>> begin

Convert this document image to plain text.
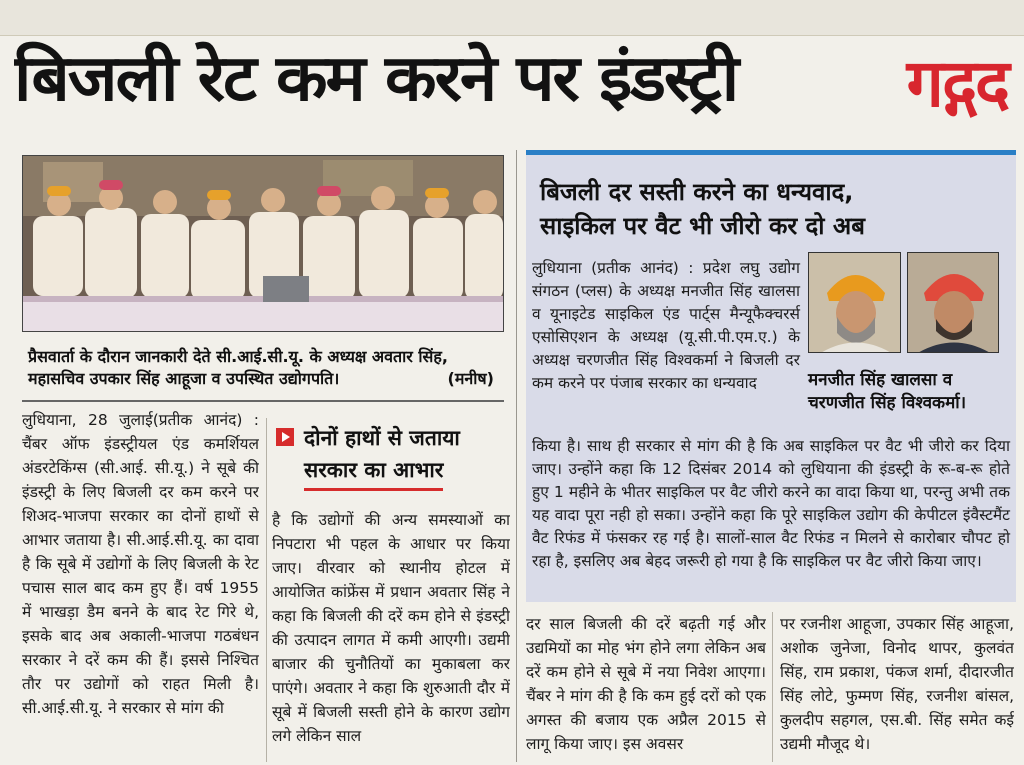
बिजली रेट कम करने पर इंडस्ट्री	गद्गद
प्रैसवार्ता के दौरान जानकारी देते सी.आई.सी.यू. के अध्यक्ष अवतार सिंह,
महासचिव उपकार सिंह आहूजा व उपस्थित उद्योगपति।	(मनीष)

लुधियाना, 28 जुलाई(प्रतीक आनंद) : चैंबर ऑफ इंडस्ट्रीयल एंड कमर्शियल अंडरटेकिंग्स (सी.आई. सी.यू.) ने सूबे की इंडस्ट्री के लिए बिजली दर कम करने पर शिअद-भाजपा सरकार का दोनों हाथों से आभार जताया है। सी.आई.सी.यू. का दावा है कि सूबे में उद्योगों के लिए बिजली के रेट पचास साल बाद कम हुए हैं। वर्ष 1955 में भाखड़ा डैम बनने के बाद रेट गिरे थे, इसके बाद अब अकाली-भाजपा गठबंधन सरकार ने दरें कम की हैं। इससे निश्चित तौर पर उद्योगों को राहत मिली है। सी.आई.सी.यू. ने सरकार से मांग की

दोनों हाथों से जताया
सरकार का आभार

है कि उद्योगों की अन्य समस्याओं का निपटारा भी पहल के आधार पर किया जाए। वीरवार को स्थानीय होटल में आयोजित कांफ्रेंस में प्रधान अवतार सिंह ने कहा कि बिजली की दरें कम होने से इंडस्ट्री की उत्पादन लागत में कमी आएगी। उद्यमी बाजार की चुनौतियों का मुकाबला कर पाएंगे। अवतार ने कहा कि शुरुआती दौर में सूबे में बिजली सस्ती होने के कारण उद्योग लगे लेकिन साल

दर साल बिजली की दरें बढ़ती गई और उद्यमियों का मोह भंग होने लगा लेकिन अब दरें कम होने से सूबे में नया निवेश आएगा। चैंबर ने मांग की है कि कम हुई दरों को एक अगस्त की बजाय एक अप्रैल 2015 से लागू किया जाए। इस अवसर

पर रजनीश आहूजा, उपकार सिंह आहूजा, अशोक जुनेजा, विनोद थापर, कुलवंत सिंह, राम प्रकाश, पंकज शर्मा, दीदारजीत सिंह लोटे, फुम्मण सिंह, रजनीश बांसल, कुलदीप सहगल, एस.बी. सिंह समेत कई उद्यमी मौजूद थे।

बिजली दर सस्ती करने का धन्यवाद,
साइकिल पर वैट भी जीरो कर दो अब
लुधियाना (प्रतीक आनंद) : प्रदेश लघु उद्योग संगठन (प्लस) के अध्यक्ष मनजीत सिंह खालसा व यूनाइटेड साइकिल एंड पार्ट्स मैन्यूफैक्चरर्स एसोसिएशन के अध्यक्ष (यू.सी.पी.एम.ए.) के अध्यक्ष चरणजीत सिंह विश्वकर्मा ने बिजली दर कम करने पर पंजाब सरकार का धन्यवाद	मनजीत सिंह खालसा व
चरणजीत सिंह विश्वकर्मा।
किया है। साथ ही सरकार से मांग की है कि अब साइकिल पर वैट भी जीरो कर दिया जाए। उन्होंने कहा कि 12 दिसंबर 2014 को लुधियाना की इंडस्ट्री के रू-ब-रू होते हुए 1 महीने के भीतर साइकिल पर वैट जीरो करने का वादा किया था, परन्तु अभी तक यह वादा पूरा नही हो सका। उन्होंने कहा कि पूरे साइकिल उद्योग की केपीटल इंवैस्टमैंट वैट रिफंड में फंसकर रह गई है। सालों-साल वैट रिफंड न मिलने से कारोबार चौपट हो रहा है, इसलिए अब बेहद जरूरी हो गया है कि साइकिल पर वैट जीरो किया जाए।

>> end

* _Do this_
List each line of the records that holds the string "चरणज".

* _Full output_
लुधियाना (प्रतीक आनंद) : प्रदेश लघु उद्योग संगठन (प्लस) के अध्यक्ष मनजीत सिंह खालसा व यूनाइटेड साइकिल एंड पार्ट्स मैन्यूफैक्चरर्स एसोसिएशन के अध्यक्ष (यू.सी.पी.एम.ए.) के अध्यक्ष चरणजीत सिंह विश्वकर्मा ने बिजली दर कम करने पर पंजाब सरकार का धन्यवाद	मनजीत सिंह खालसा व
चरणजीत सिंह विश्वकर्मा।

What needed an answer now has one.